Ce qui est essentiel, c'est de regarder le processus dans sa globalité pour en comprendre le fonctionnement. La colonisation, c'est s'approprier le territoire d'un autre au nom d'un soi-disant développement supérieur.
En partant sur de tels principes, on peut être certain qu'à plus ou moins long terme des conflits surgiront et l'Histoire montre qu'aucun pays colonisateur n'en sort vainqueur.
Comment peut-on administrer un pays avec d'un côté des indigènes privés de droits et de l'autre des citoyens d'un pays dont la devise comporte "égalité"?
50 ans après l'indépendance de ses principales colonies, la France n'en a pas fini avec ses indigènes. Malgré le film du même nom et les promesses du Président de la République, la question de l'égalité des pensions militaires n'est toujours pas réglée.
Interrogé sur ce point, le Conseil Constitutionnel vient de censurer les lois qui instaurent cette discrimination. Mais combien d'anciens combattants seront encore vivants le jour les textes qui mettront à égalité les Indigènes et les Français seront promulgués?

**********

**TÂCHES À EFFECTUER**
1 - Relevez, dans l'ordre où elles apparaissent, toutes les formes verbales conjuguées au futur simple dans l'extrait sur la colonisation, en comptant chaque occurrence.
2 - Poursuivez l'extrait sur la colonisation à la suite de sa dernière phrase.

**********

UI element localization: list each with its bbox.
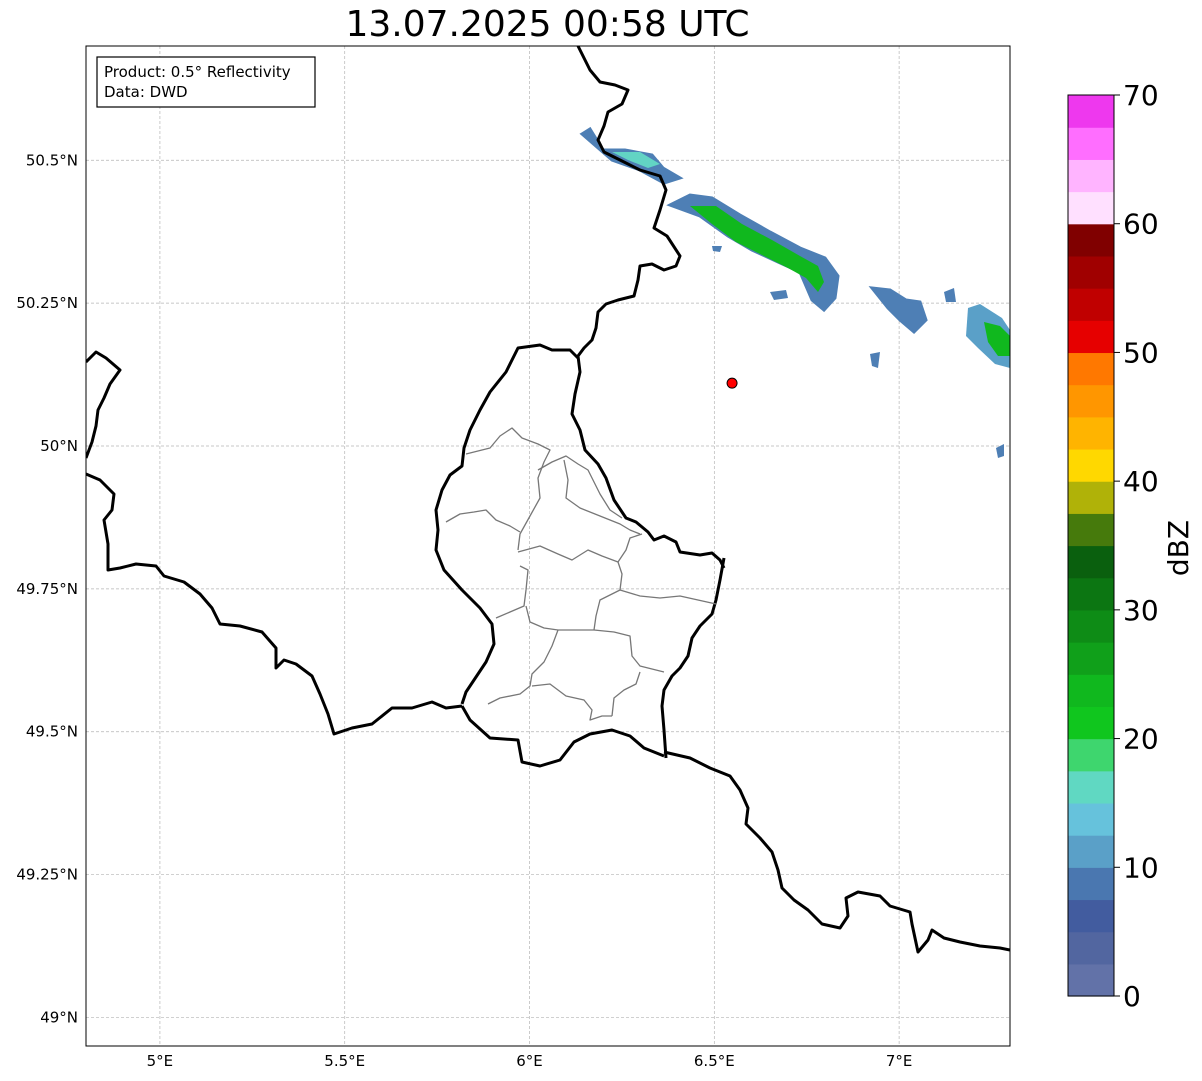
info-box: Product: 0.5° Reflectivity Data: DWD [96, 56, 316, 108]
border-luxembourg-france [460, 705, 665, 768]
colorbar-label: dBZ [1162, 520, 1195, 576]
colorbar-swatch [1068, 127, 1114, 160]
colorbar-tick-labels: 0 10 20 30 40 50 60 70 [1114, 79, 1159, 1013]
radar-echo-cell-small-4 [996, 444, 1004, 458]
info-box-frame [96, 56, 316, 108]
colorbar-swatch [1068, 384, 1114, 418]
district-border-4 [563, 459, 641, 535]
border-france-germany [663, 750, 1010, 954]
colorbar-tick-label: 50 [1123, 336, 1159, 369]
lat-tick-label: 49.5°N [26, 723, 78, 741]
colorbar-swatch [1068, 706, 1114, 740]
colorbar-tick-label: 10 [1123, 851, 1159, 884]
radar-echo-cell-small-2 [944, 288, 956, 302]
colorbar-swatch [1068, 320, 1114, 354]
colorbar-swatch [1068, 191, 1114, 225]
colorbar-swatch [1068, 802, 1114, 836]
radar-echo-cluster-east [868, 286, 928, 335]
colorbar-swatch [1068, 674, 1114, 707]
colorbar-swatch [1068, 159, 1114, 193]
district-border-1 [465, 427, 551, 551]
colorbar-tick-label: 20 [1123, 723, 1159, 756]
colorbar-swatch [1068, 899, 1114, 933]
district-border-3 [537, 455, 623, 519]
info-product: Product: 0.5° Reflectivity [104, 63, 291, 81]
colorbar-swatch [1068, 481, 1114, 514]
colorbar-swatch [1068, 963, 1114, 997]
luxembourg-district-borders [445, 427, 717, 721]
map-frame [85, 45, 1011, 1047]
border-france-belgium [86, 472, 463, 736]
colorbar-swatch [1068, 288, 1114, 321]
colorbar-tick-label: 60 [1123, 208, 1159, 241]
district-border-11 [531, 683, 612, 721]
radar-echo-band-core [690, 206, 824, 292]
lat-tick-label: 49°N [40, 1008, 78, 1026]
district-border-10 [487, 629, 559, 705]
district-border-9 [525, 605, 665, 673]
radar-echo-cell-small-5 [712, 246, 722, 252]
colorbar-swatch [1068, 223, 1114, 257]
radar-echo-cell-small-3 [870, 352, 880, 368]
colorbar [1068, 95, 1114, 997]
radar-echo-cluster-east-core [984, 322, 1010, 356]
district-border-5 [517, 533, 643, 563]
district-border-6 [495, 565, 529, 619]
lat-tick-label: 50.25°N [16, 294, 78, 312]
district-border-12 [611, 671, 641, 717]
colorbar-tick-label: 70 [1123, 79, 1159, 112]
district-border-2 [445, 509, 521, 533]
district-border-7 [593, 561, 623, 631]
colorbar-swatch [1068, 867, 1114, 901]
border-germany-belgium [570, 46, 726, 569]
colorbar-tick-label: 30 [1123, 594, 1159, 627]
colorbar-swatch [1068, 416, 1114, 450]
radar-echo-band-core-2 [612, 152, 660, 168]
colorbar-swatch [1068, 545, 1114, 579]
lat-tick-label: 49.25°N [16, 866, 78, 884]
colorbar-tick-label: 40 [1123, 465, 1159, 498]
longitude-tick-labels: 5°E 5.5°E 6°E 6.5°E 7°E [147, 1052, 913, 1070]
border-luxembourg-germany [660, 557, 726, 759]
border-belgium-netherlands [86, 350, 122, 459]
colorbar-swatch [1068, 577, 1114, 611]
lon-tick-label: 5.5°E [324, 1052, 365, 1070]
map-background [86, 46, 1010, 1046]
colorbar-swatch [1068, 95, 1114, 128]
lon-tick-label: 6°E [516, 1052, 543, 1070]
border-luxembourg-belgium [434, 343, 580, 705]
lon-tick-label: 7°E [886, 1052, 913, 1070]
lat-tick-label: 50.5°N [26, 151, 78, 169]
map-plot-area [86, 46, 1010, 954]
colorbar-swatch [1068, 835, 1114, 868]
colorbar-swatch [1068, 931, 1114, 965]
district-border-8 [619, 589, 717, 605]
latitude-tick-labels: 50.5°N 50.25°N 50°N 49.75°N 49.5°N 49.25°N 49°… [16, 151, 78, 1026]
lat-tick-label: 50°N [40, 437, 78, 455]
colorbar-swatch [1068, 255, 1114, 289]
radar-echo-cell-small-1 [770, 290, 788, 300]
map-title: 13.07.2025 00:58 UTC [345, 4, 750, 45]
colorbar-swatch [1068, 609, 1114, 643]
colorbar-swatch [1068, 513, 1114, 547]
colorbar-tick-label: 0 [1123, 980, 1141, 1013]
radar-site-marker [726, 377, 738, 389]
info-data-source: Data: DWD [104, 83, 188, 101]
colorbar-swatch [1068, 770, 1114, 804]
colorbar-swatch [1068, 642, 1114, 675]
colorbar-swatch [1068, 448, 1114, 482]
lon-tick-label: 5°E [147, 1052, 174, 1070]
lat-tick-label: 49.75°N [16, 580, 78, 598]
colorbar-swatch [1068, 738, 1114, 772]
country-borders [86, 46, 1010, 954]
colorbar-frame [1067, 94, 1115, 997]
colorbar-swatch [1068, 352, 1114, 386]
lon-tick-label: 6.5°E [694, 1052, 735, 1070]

**********

**RÉPONSES ATTENDUES**
1 - surgiront, seront, mettront, seront

2 -
Voici un extrait d'un article du "Monde Diplomatique" qui revient sur le sujet :
Le dossier est sensible sur le plan politique (la justice, la mémoire, le prix du sang) et douloureux sur le plan humain (les bénéficiaires s’éteignent les uns après les autres). Et il n’est pas nouveau : les pensions et indemnités d’invalidité des anciens combattants originaires des colonies (les « indigènes ») avaient été revalorisées une première fois en 1981, au début du premier septennat de François Mitterrand, une deuxième fois sous les gouvernements Jospin et Raffarin, puis officiellement « décristallisées » sous la présidence de jacques Chirac – mais chaque fois en maintenant une inégalité entre ressortissants des ex-colonies et Français .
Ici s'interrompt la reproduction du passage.